>>>

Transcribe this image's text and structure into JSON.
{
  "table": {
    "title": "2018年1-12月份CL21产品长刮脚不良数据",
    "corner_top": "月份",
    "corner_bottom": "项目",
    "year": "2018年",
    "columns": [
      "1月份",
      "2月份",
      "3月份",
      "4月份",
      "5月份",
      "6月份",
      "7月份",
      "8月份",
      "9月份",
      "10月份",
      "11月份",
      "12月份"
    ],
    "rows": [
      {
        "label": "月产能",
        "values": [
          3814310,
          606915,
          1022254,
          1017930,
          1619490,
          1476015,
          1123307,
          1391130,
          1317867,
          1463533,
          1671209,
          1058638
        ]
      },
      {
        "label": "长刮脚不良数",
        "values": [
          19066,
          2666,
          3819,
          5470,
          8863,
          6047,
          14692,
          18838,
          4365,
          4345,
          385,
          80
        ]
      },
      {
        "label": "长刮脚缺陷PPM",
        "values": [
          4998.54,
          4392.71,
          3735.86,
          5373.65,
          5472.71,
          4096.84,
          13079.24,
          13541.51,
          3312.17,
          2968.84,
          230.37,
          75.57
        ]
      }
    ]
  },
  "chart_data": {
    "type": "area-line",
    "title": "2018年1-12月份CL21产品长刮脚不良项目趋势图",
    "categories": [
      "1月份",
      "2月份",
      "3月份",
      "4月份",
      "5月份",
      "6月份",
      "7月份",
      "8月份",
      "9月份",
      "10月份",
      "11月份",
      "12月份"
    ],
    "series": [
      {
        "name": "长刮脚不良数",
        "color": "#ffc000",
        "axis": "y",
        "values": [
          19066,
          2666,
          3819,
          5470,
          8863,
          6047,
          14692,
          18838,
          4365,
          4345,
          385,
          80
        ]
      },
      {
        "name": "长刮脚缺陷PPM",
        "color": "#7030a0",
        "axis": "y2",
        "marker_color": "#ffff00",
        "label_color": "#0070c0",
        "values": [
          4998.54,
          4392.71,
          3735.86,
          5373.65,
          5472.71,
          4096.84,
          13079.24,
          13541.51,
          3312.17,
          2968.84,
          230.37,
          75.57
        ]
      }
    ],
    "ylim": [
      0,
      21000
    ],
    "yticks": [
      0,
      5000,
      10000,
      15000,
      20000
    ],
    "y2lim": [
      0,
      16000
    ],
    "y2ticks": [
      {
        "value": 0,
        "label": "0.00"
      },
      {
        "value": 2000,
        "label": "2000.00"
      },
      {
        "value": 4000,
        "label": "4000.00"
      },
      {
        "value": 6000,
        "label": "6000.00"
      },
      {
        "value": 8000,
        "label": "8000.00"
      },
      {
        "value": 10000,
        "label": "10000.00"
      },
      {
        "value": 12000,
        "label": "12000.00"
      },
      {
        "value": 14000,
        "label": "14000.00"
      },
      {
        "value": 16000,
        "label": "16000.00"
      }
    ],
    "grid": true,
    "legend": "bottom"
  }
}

<<<

- [EXERCISE REQUIREMENTS]: Find the string "title" in the entries above and return each line that holds it.

- [EXERCISE ANSWER]:
    "title": "2018年1-12月份CL21产品长刮脚不良数据",
    "title": "2018年1-12月份CL21产品长刮脚不良项目趋势图",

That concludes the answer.